● Instruction: Comb the records below for the string "most" and copy each line where it turns up.

● Information supplied:

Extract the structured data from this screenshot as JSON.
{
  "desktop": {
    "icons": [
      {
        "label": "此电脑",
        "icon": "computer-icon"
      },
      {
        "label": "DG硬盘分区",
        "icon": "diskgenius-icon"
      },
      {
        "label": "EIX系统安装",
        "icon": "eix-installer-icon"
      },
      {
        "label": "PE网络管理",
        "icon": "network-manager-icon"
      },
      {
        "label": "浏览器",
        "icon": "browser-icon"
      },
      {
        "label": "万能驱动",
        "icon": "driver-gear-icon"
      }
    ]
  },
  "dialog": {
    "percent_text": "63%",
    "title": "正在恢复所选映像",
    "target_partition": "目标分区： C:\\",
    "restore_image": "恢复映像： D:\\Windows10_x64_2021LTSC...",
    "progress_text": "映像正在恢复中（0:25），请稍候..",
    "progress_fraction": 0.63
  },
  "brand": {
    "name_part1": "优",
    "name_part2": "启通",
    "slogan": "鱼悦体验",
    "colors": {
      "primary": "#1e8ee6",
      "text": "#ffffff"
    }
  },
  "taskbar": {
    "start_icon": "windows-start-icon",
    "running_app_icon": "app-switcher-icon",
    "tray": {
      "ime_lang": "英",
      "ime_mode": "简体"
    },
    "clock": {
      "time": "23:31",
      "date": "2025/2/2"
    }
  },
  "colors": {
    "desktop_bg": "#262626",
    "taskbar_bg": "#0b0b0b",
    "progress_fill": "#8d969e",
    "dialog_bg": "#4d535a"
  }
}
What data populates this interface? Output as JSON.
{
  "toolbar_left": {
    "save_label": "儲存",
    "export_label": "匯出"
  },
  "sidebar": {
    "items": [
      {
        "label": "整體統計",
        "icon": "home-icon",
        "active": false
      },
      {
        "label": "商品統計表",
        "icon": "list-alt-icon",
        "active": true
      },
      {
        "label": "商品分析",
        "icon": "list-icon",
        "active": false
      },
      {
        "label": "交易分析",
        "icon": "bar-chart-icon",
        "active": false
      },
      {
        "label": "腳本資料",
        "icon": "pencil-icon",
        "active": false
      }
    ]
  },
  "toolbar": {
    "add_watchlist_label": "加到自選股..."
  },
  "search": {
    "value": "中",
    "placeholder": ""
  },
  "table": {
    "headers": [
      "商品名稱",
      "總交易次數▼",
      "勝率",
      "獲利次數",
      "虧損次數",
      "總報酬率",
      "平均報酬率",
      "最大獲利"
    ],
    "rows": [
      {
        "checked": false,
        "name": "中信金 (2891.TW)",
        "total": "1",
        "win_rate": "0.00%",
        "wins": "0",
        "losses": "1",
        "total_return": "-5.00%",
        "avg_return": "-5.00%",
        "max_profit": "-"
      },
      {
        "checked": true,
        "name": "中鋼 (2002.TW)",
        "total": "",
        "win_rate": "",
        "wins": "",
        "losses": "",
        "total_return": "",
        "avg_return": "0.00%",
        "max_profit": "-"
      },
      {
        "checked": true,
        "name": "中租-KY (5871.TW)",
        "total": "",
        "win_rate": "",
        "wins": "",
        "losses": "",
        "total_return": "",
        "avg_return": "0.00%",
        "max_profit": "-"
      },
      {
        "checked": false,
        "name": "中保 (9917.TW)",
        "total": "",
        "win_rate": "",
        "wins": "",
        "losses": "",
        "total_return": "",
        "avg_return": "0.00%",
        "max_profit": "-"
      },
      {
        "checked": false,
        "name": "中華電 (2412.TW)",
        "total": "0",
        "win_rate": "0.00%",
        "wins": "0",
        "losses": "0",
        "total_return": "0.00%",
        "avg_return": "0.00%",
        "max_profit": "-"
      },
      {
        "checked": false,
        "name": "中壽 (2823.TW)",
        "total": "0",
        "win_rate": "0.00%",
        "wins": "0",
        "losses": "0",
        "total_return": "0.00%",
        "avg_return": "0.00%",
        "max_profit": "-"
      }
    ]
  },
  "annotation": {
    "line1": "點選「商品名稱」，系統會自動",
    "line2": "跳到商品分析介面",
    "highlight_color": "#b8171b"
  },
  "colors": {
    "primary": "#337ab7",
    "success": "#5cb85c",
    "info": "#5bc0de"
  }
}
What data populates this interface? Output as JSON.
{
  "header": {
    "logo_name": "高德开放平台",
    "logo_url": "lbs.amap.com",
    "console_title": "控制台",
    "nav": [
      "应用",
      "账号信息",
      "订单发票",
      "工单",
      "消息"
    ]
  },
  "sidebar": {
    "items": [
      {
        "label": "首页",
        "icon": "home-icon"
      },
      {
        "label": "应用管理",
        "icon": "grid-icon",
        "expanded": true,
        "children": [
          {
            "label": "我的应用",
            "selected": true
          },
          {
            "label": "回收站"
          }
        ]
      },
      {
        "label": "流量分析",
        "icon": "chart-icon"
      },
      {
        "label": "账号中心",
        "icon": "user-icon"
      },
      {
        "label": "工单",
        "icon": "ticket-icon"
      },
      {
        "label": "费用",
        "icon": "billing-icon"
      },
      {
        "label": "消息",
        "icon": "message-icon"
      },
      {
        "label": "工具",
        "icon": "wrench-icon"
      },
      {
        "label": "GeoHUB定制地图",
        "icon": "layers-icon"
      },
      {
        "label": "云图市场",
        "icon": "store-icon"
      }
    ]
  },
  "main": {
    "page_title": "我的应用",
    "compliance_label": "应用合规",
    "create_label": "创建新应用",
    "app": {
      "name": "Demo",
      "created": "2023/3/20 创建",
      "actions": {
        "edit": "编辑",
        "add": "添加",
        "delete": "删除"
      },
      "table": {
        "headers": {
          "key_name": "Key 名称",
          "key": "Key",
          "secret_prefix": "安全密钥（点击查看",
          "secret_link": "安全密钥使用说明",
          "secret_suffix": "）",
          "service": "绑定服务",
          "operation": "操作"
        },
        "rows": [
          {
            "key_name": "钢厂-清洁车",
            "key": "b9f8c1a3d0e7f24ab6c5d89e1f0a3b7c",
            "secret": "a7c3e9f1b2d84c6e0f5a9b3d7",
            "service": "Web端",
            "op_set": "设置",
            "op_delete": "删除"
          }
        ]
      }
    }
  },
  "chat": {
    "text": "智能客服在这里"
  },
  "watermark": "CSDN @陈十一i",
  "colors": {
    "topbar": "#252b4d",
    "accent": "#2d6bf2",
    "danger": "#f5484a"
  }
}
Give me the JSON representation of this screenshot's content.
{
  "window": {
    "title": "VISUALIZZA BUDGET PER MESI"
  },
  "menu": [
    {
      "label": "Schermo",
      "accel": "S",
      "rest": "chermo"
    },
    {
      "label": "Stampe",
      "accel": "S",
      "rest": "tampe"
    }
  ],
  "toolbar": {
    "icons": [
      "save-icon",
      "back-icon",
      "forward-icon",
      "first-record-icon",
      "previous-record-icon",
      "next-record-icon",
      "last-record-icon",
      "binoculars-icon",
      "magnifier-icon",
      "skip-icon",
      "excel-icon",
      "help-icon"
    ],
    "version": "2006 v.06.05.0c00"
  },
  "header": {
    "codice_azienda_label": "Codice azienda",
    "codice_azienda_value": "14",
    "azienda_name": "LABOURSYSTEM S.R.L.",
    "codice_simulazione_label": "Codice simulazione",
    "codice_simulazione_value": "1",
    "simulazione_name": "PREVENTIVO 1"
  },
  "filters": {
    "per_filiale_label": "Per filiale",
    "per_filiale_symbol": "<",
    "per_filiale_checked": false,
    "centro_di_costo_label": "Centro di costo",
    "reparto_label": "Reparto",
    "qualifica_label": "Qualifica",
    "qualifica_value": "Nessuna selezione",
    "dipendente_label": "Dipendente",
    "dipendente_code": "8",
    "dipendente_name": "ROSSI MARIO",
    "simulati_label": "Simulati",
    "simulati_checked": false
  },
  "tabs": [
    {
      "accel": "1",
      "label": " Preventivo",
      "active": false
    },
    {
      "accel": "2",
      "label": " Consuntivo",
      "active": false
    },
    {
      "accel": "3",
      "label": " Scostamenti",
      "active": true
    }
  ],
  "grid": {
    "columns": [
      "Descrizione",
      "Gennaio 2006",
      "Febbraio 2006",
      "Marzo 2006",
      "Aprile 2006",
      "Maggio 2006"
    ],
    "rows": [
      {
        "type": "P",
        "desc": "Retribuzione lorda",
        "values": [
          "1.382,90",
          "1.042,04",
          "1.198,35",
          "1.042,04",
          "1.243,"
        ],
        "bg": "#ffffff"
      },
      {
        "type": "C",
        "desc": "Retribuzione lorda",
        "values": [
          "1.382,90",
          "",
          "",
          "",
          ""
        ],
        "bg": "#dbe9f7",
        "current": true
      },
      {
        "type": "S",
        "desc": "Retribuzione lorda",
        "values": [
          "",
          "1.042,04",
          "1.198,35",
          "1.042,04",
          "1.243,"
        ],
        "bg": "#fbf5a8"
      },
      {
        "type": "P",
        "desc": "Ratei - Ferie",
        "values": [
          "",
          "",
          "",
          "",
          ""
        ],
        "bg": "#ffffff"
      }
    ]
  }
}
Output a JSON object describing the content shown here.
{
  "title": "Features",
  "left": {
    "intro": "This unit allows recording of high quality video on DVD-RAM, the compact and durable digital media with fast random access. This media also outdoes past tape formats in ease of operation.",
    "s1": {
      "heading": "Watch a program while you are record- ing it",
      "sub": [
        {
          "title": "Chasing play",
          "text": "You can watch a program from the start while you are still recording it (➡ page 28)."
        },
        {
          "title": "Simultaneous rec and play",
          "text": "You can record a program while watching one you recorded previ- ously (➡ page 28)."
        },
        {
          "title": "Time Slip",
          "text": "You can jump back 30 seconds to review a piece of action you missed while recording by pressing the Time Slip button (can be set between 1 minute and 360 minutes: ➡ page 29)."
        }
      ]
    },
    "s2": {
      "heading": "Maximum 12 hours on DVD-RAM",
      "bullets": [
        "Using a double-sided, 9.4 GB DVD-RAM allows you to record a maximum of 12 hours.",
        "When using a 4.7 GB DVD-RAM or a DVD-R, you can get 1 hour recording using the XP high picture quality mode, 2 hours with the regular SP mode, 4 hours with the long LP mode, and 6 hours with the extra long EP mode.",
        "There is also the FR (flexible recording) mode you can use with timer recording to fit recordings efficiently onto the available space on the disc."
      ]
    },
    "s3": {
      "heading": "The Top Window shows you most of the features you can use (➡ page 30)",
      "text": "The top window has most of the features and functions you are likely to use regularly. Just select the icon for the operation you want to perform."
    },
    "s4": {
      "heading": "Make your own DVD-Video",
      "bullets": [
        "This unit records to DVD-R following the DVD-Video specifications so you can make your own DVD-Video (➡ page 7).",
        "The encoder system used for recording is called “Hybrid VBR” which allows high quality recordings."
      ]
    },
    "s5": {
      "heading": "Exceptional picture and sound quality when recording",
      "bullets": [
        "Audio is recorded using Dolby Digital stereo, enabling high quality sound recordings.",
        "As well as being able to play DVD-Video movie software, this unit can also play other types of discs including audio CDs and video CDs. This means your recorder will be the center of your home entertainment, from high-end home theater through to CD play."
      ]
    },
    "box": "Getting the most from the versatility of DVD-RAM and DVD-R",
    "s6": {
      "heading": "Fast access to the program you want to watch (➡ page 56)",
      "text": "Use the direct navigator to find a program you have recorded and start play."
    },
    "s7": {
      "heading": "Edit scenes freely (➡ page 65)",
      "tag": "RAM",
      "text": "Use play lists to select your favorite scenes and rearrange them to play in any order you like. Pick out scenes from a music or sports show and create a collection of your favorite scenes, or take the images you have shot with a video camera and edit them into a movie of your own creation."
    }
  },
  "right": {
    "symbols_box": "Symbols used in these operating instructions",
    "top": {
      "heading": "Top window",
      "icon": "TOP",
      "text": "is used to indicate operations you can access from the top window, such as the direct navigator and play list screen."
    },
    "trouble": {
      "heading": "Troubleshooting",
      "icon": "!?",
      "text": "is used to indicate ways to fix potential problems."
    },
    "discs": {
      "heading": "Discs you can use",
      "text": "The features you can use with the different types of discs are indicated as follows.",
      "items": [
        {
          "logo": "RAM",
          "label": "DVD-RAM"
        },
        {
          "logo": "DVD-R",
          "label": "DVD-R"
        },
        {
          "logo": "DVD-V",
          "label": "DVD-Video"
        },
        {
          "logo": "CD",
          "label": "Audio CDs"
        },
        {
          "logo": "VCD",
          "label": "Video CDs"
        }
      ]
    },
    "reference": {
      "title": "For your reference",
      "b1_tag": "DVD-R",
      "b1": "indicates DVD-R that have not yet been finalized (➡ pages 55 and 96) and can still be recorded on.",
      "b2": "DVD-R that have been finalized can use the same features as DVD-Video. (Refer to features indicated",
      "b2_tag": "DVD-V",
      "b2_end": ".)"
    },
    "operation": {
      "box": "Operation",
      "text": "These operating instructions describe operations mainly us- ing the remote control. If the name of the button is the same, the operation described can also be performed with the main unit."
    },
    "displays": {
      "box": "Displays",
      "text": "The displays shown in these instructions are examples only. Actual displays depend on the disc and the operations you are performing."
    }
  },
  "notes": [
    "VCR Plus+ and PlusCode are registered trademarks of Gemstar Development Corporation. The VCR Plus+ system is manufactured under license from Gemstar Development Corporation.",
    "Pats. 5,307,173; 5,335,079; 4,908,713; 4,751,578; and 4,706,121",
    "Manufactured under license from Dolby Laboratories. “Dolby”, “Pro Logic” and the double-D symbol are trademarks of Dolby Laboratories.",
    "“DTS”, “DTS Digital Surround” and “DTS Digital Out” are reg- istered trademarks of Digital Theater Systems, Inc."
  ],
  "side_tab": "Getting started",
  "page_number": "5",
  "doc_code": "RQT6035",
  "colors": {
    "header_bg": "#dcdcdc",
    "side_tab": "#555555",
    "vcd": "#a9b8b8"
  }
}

● Task response:
      "heading": "The Top Window shows you most of the features you can use (➡ page 30)",
      "text": "The top window has most of the features and functions you are likely to use regularly. Just select the icon for the operation you want to perform."
    "box": "Getting the most from the versatility of DVD-RAM and DVD-R",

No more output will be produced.